- [TASK PROMPT] Only the number is wanted: count the lines in the data with "walk" in them.

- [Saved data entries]
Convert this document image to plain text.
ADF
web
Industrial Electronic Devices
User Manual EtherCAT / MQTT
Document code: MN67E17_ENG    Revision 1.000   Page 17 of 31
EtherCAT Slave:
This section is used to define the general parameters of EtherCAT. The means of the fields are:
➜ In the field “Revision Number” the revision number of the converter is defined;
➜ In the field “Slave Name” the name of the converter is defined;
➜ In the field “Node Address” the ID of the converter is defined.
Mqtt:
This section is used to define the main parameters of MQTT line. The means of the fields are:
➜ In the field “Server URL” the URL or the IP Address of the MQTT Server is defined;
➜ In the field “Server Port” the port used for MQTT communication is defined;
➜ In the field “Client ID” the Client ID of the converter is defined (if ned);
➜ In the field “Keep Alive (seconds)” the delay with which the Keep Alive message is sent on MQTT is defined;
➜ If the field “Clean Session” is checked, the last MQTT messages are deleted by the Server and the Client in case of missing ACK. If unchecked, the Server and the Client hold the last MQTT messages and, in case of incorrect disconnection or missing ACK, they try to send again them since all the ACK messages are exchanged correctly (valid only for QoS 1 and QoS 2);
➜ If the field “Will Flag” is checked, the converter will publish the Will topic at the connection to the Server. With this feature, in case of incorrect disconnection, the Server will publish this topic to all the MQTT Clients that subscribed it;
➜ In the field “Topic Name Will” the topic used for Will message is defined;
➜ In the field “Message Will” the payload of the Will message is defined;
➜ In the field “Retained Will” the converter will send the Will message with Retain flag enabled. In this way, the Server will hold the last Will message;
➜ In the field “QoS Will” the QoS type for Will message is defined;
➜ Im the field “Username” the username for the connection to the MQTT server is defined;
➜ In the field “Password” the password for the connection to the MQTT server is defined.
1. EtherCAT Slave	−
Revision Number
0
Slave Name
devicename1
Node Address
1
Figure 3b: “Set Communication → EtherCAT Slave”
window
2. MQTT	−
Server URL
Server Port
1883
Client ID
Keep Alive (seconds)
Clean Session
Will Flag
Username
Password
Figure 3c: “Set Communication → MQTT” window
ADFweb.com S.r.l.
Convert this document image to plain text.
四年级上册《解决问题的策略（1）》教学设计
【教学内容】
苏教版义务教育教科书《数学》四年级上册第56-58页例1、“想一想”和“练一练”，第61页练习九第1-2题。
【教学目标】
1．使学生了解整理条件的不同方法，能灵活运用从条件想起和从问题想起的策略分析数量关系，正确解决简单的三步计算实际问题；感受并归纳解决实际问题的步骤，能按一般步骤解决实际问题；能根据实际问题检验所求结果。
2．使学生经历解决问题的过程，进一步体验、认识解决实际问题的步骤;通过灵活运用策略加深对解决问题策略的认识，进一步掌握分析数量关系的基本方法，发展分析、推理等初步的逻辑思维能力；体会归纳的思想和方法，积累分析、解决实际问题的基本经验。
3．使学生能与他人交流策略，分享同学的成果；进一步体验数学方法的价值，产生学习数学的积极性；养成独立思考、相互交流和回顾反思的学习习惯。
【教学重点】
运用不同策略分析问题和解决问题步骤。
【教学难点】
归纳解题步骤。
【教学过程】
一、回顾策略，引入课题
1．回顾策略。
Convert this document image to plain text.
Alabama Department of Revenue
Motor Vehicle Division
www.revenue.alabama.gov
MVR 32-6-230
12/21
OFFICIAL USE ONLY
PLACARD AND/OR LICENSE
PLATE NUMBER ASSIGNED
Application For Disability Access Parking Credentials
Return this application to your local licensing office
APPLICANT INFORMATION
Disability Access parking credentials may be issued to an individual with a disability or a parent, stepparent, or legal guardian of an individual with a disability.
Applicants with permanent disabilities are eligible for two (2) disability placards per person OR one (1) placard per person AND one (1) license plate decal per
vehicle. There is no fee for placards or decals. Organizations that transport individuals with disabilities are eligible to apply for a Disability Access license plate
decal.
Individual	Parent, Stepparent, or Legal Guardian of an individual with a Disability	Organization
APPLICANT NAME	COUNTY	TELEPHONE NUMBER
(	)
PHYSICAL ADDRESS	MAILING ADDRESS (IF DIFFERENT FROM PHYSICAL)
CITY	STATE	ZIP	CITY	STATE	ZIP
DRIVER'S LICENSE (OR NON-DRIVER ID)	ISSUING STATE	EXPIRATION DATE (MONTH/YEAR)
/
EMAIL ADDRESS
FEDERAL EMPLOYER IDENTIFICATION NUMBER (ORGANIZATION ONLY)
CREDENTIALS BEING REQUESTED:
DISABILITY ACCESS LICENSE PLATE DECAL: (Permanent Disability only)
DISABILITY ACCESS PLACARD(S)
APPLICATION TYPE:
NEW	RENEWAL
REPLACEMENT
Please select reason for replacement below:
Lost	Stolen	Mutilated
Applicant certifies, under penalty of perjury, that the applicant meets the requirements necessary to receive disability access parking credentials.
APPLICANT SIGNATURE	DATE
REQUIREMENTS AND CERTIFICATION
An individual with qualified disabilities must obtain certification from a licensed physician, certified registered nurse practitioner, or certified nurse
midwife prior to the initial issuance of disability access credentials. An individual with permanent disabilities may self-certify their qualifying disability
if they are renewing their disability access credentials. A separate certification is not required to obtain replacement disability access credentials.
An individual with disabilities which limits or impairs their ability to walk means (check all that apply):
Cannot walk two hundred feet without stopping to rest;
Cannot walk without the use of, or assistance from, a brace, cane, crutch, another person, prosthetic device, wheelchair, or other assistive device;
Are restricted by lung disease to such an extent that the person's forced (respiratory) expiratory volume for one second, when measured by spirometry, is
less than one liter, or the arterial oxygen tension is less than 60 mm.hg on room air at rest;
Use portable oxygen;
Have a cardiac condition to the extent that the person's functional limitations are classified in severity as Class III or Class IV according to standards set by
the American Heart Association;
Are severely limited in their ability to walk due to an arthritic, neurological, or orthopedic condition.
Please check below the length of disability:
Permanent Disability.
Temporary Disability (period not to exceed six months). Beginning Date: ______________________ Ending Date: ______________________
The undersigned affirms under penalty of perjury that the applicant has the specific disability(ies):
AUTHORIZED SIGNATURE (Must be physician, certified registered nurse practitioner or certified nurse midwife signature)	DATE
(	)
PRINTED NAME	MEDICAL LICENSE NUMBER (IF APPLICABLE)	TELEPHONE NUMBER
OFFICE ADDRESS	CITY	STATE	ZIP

- [OUTPUT FOR THIS EXERCISE] 4